• Dataset excerpts:
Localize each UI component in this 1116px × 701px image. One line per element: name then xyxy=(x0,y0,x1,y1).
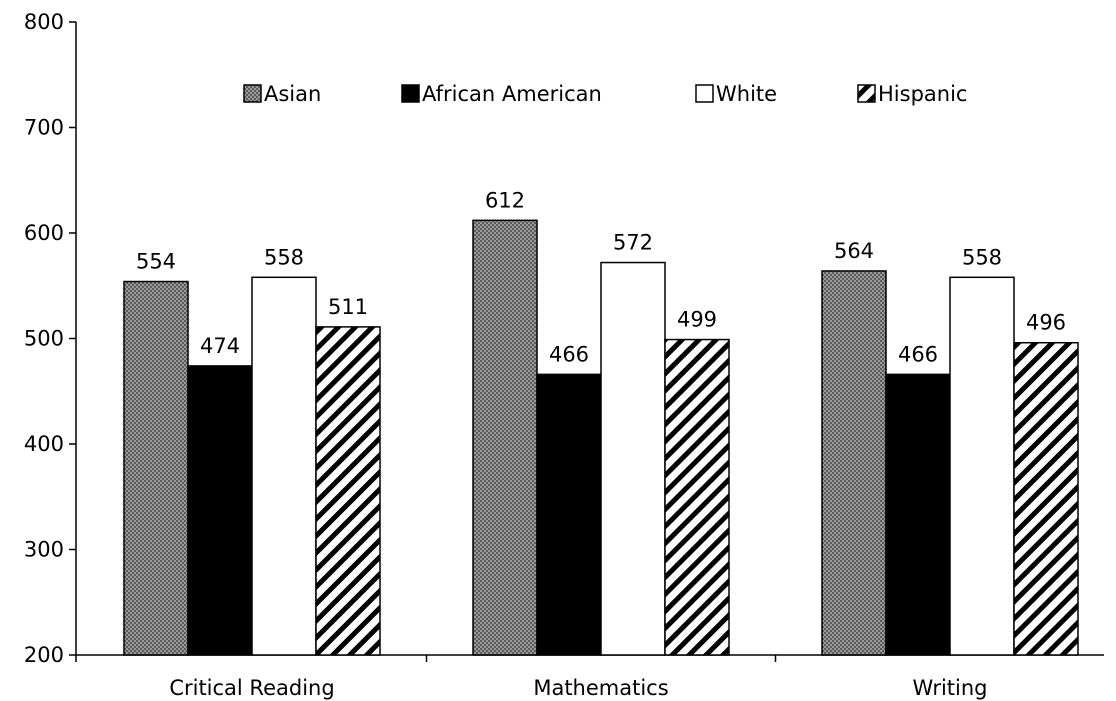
legend-item: African American xyxy=(401,82,602,106)
y-tick-label: 400 xyxy=(24,432,64,456)
y-tick-label: 600 xyxy=(24,221,64,245)
bar xyxy=(251,276,317,656)
data-label: 499 xyxy=(677,308,717,332)
bar xyxy=(1013,341,1079,656)
bar xyxy=(821,270,887,656)
data-label: 572 xyxy=(613,231,653,255)
legend-label: White xyxy=(716,82,777,106)
legend-item: Hispanic xyxy=(857,82,967,106)
y-tick-label: 700 xyxy=(24,116,64,140)
y-tick-label: 200 xyxy=(24,643,64,667)
bar xyxy=(123,280,189,656)
legend: Asian African American White Hispanic xyxy=(243,82,967,106)
bars xyxy=(123,219,1079,656)
x-tick-label: Critical Reading xyxy=(169,676,334,700)
legend-label: African American xyxy=(422,82,602,106)
x-tick-label: Writing xyxy=(913,676,988,700)
legend-item: Asian xyxy=(243,82,321,106)
y-tick-label: 500 xyxy=(24,327,64,351)
x-tick-label: Mathematics xyxy=(533,676,668,700)
bar xyxy=(472,219,538,656)
bar xyxy=(315,326,381,656)
data-label: 466 xyxy=(549,342,589,366)
data-label: 474 xyxy=(200,334,240,358)
legend-label: Asian xyxy=(264,82,321,106)
legend-swatch xyxy=(401,84,420,103)
data-label: 554 xyxy=(136,250,176,274)
y-tick-label: 800 xyxy=(24,10,64,34)
legend-swatch xyxy=(695,84,714,103)
y-tick-label: 300 xyxy=(24,538,64,562)
data-label: 511 xyxy=(328,295,368,319)
data-label: 558 xyxy=(264,245,304,269)
bar xyxy=(187,365,253,656)
bar xyxy=(536,373,602,656)
value-labels: 554 474 558 511 612 466 572 499 564 466 558 496 xyxy=(136,188,1066,366)
legend-item: White xyxy=(695,82,777,106)
legend-label: Hispanic xyxy=(878,82,967,106)
legend-swatch xyxy=(857,84,876,103)
bar xyxy=(664,338,730,656)
data-label: 466 xyxy=(898,342,938,366)
data-label: 558 xyxy=(962,245,1002,269)
bar xyxy=(600,261,666,656)
data-label: 612 xyxy=(485,188,525,212)
bar xyxy=(885,373,951,656)
legend-swatch xyxy=(243,84,262,103)
bar xyxy=(949,276,1015,656)
axes: 200 300 400 500 600 700 800 Critical Reading Mat… xyxy=(24,10,1104,700)
data-label: 496 xyxy=(1026,311,1066,335)
data-label: 564 xyxy=(834,239,874,263)
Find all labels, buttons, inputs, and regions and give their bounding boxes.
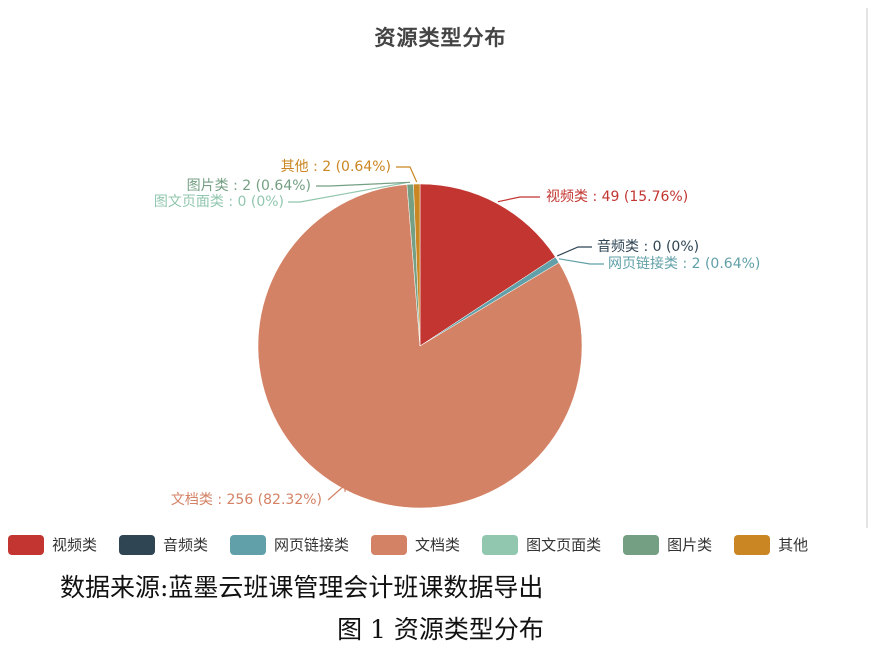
legend-label-3: 网页链接类: [274, 536, 350, 554]
slice-label-2: 音频类 : 0 (0%): [597, 238, 699, 255]
panel-border: [866, 8, 868, 528]
pie-slice-4: [257, 184, 583, 509]
legend-swatch-6: [623, 534, 660, 555]
leader-line-4: [327, 483, 346, 501]
legend-swatch-2: [119, 534, 156, 555]
legend-item-4[interactable]: 文档类: [371, 534, 460, 555]
legend-item-7[interactable]: 其他: [734, 534, 808, 555]
legend-label-2: 音频类: [163, 536, 209, 554]
legend-swatch-4: [371, 534, 408, 555]
legend-item-5[interactable]: 图文页面类: [482, 534, 601, 555]
legend: 视频类 音频类 网页链接类 文档类 图文页面类 图片类 其他: [8, 534, 830, 555]
chart-title: 资源类型分布: [374, 26, 507, 50]
legend-item-6[interactable]: 图片类: [623, 534, 712, 555]
slice-label-1: 视频类 : 49 (15.76%): [546, 189, 688, 205]
leader-line-3: [558, 258, 604, 265]
legend-item-2[interactable]: 音频类: [119, 534, 208, 555]
slice-label-6: 图片类 : 2 (0.64%): [187, 178, 311, 194]
pie-slice-1: [419, 183, 556, 347]
slice-label-7: 其他 : 2 (0.64%): [281, 159, 391, 175]
legend-label-4: 文档类: [415, 536, 461, 554]
legend-swatch-5: [482, 534, 519, 555]
slice-label-3: 网页链接类 : 2 (0.64%): [608, 255, 760, 272]
leader-line-7: [396, 166, 418, 183]
legend-item-1[interactable]: 视频类: [8, 534, 97, 555]
figure-caption: 图 1 资源类型分布: [337, 615, 544, 644]
legend-label-1: 视频类: [52, 536, 98, 554]
leader-line-6: [316, 181, 411, 187]
legend-label-6: 图片类: [667, 536, 713, 554]
legend-label-7: 其他: [778, 536, 809, 554]
pie-slice-7: [413, 183, 421, 347]
leader-line-1: [497, 196, 540, 203]
legend-item-3[interactable]: 网页链接类: [230, 534, 349, 555]
slice-label-4: 文档类 : 256 (82.32%): [171, 492, 322, 508]
pie-chart: 视频类 : 49 (15.76%) 音频类 : 0 (0%)网页链接类 : 2 (…: [154, 159, 760, 509]
leader-line-2: [556, 246, 592, 257]
source-note: 数据来源:蓝墨云班课管理会计班课数据导出: [60, 573, 544, 602]
legend-swatch-7: [734, 534, 771, 555]
slice-label-5: 图文页面类 : 0 (0%): [154, 194, 284, 210]
leader-line-5: [288, 181, 407, 203]
legend-swatch-3: [230, 534, 267, 555]
legend-label-5: 图文页面类: [526, 536, 602, 554]
legend-swatch-1: [8, 534, 44, 555]
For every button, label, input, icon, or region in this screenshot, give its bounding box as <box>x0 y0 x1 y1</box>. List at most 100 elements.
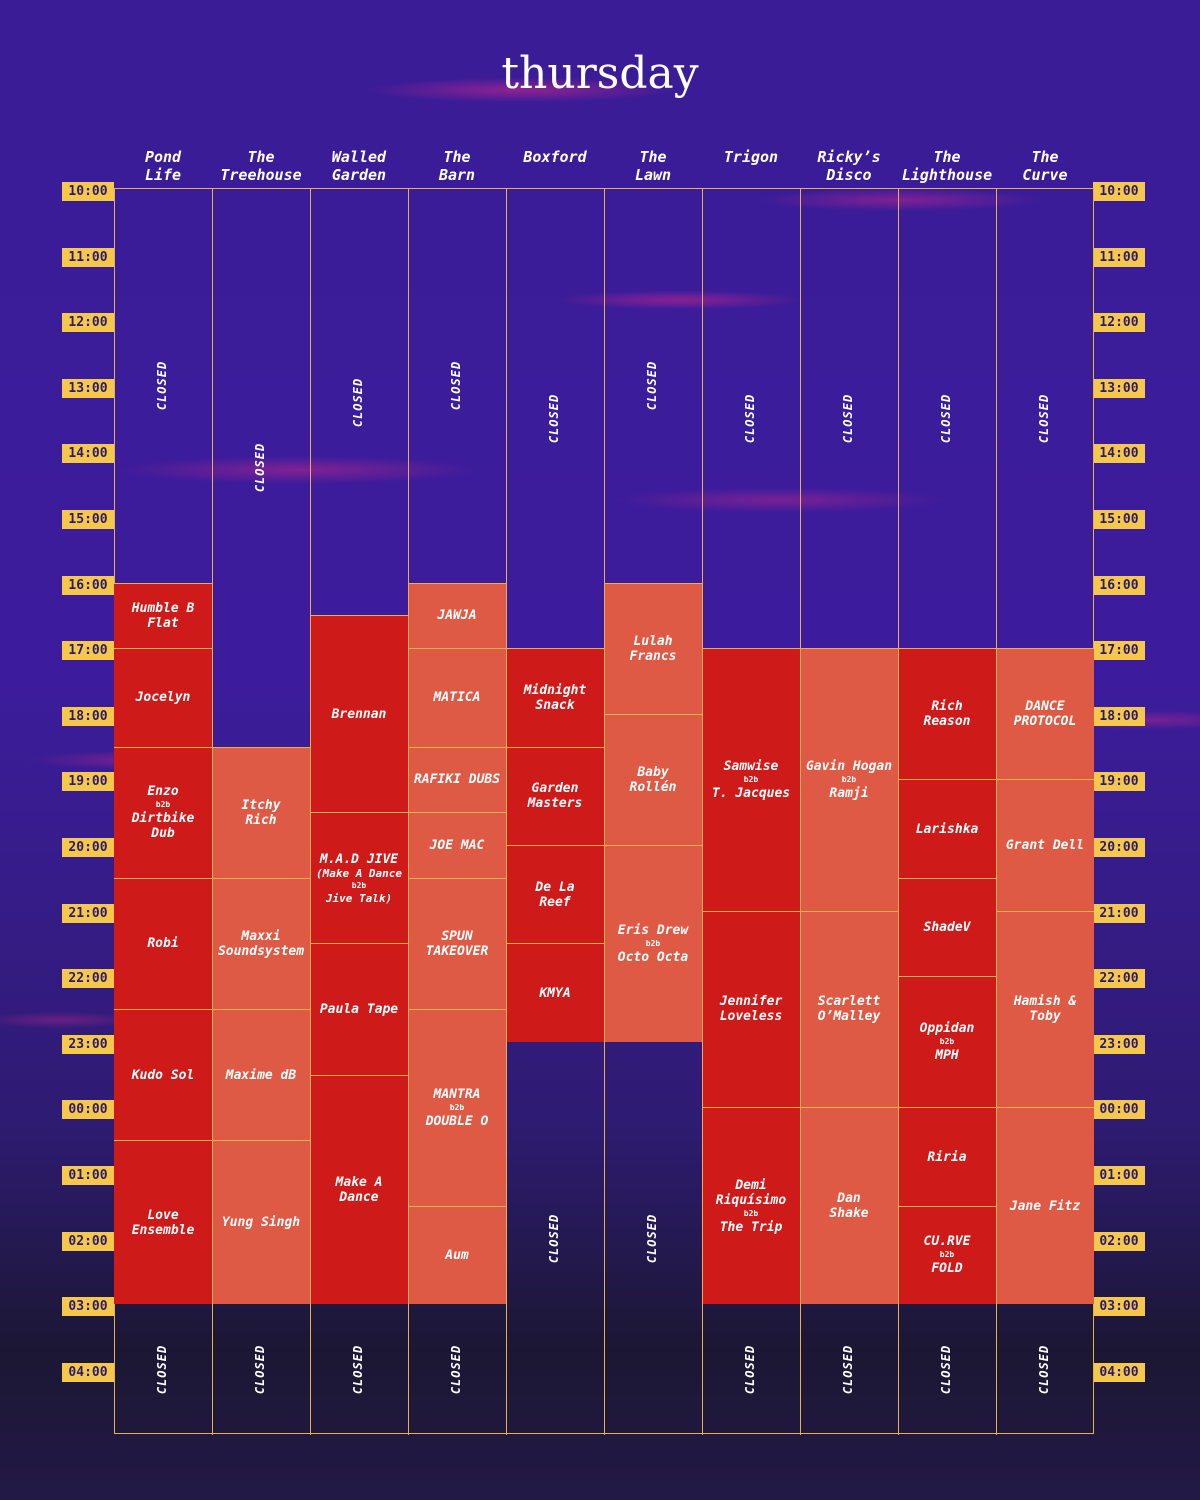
artist-name: JAWJA <box>437 608 477 624</box>
closed-slot: CLOSED <box>604 1042 702 1435</box>
stage-column: CLOSED JAWJA MATICA RAFIKI DUBS JOE MAC SPUN … <box>408 189 506 1435</box>
time-label: 20:00 <box>62 838 114 857</box>
artist-slot[interactable]: Eris Drew b2b Octo Octa <box>604 845 702 1042</box>
artist-slot[interactable]: Grant Dell <box>996 779 1094 911</box>
b2b-label: b2b <box>351 880 367 890</box>
artist-name: Brennan <box>331 706 387 722</box>
artist-slot[interactable]: Aum <box>408 1205 506 1305</box>
artist-slot[interactable]: Scarlett O’Malley <box>800 910 898 1108</box>
artist-name: DANCE PROTOCOL <box>1013 699 1077 730</box>
artist-slot[interactable]: RAFIKI DUBS <box>408 746 506 813</box>
artist-slot[interactable]: SPUN TAKEOVER <box>408 877 506 1009</box>
stage-column: CLOSED Itchy Rich Maxxi Soundsystem Maxime … <box>212 189 310 1435</box>
artist-name: Kudo Sol <box>131 1067 195 1083</box>
closed-label: CLOSED <box>449 1344 464 1395</box>
closed-label: CLOSED <box>841 393 856 444</box>
time-label: 23:00 <box>62 1034 114 1054</box>
artist-name: Aum <box>445 1247 469 1263</box>
time-label: 16:00 <box>62 575 114 595</box>
artist-slot[interactable]: Brennan <box>310 615 408 813</box>
artist-slot[interactable]: Maxxi Soundsystem <box>212 877 310 1009</box>
artist-slot[interactable]: Baby Rollén <box>604 713 702 845</box>
artist-name: Hamish & Toby <box>1013 994 1077 1025</box>
artist-slot[interactable]: De La Reef <box>506 845 604 944</box>
artist-slot[interactable]: M.A.D JIVE (Make A Dance b2b Jive Talk) <box>310 812 408 944</box>
artist-name: DOUBLE O <box>425 1113 489 1129</box>
artist-slot[interactable]: ShadeV <box>898 877 996 977</box>
stage-column: CLOSED Rich Reason Larishka ShadeV Oppidan b2… <box>898 189 996 1435</box>
artist-slot[interactable]: CU.RVE b2b FOLD <box>898 1205 996 1305</box>
artist-slot[interactable]: KMYA <box>506 943 604 1042</box>
artist-slot[interactable]: Riria <box>898 1107 996 1206</box>
closed-label: CLOSED <box>743 393 758 444</box>
artist-slot[interactable]: Paula Tape <box>310 943 408 1075</box>
artist-slot[interactable]: DANCE PROTOCOL <box>996 648 1094 780</box>
artist-slot[interactable]: Samwise b2b T. Jacques <box>702 648 800 911</box>
artist-slot[interactable]: Humble B Flat <box>114 582 212 649</box>
column-divider <box>996 189 997 1435</box>
b2b-label: b2b <box>743 774 759 784</box>
artist-slot[interactable]: Hamish & Toby <box>996 910 1094 1108</box>
artist-slot[interactable]: Oppidan b2b MPH <box>898 976 996 1108</box>
artist-slot[interactable]: Yung Singh <box>212 1140 310 1305</box>
artist-slot[interactable]: Lulah Francs <box>604 582 702 714</box>
closed-label: CLOSED <box>939 393 954 444</box>
artist-name: Dirtbike Dub <box>131 811 195 842</box>
artist-slot[interactable]: Jocelyn <box>114 648 212 747</box>
artist-name: MANTRA <box>433 1086 481 1102</box>
artist-slot[interactable]: Dan Shake <box>800 1107 898 1305</box>
artist-slot[interactable]: Jane Fitz <box>996 1107 1094 1305</box>
artist-slot[interactable]: Gavin Hogan b2b Ramji <box>800 648 898 911</box>
time-label: 18:00 <box>1093 706 1145 726</box>
closed-slot: CLOSED <box>800 189 898 648</box>
artist-slot[interactable]: Larishka <box>898 779 996 878</box>
schedule-grid: CLOSED Humble B Flat Jocelyn Enzo b2b Dirtbik… <box>114 188 1094 1435</box>
artist-slot[interactable]: JOE MAC <box>408 812 506 878</box>
artist-slot[interactable]: MATICA <box>408 648 506 747</box>
artist-slot[interactable]: Love Ensemble <box>114 1140 212 1305</box>
artist-slot[interactable]: Enzo b2b Dirtbike Dub <box>114 746 212 878</box>
artist-slot[interactable]: Midnight Snack <box>506 648 604 747</box>
artist-name: Oppidan <box>919 1021 975 1037</box>
artist-name: Jive Talk) <box>325 891 393 905</box>
artist-slot[interactable]: JAWJA <box>408 582 506 649</box>
column-divider <box>408 189 409 1435</box>
b2b-label: b2b <box>841 774 857 784</box>
b2b-label: b2b <box>939 1037 955 1047</box>
artist-name: Ramji <box>829 785 869 801</box>
artist-name: KMYA <box>539 985 571 1001</box>
artist-slot[interactable]: Garden Masters <box>506 746 604 845</box>
artist-slot[interactable]: MANTRA b2b DOUBLE O <box>408 1009 506 1206</box>
artist-slot[interactable]: Jennifer Loveless <box>702 910 800 1108</box>
artist-slot[interactable]: Demi Riquísimo b2b The Trip <box>702 1107 800 1305</box>
column-divider <box>310 189 311 1435</box>
closed-slot: CLOSED <box>310 1304 408 1435</box>
closed-slot: CLOSED <box>702 1304 800 1435</box>
closed-label: CLOSED <box>253 1344 268 1395</box>
closed-label: CLOSED <box>841 1344 856 1395</box>
artist-slot[interactable]: Make A Dance <box>310 1074 408 1305</box>
artist-slot[interactable]: Rich Reason <box>898 648 996 780</box>
artist-name: Paula Tape <box>319 1001 399 1017</box>
artist-name: Octo Octa <box>617 949 689 965</box>
time-label: 10:00 <box>62 182 114 201</box>
time-label: 14:00 <box>1093 444 1145 464</box>
artist-slot[interactable]: Kudo Sol <box>114 1009 212 1141</box>
artist-name: Rich Reason <box>923 699 971 730</box>
closed-slot: CLOSED <box>408 1304 506 1435</box>
b2b-label: b2b <box>939 1250 955 1260</box>
closed-slot: CLOSED <box>702 189 800 648</box>
closed-label: CLOSED <box>155 361 170 411</box>
closed-slot: CLOSED <box>898 189 996 648</box>
time-label: 16:00 <box>1093 575 1145 595</box>
time-label: 03:00 <box>62 1297 114 1317</box>
artist-slot[interactable]: Maxime dB <box>212 1009 310 1141</box>
artist-slot[interactable]: Robi <box>114 877 212 1009</box>
time-label: 11:00 <box>1093 247 1145 267</box>
time-label: 00:00 <box>1093 1100 1145 1120</box>
artist-slot[interactable]: Itchy Rich <box>212 746 310 878</box>
time-label: 22:00 <box>1093 969 1145 989</box>
stage-header: The Treehouse <box>220 148 302 184</box>
b2b-label: b2b <box>645 938 661 948</box>
time-label: 04:00 <box>62 1362 114 1382</box>
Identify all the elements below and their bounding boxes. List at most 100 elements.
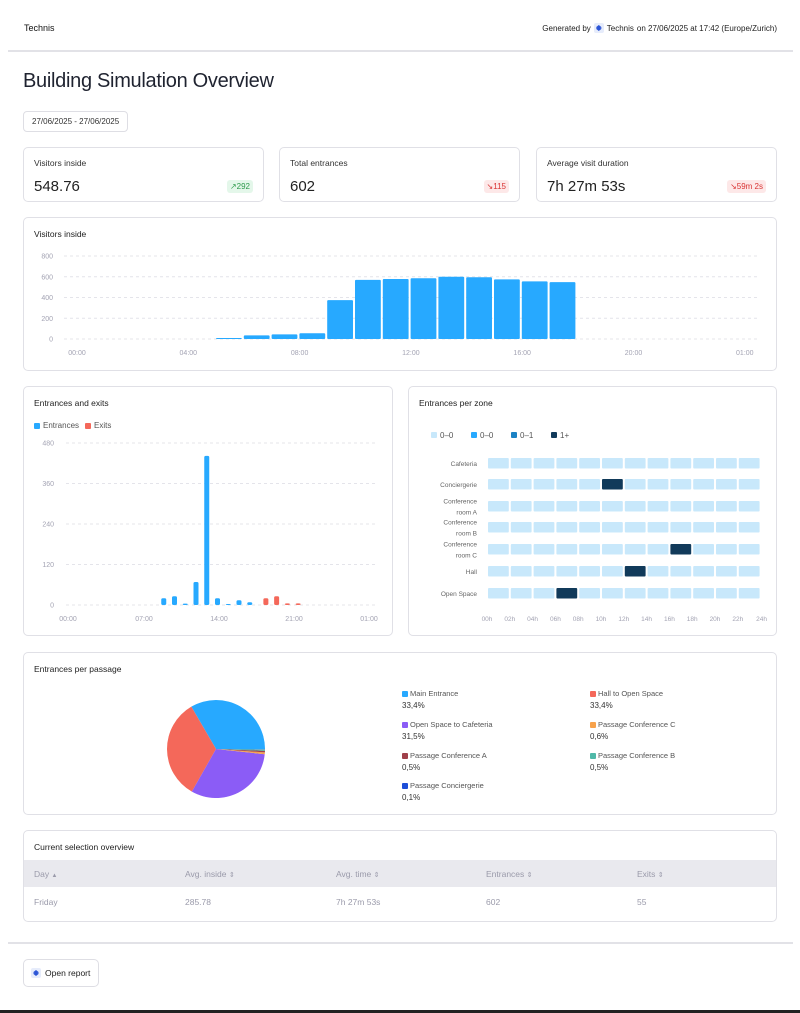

• Task details: Please count the lines in the data above that contain the string "labels", and reply with that number alone.

• Worked answer: 2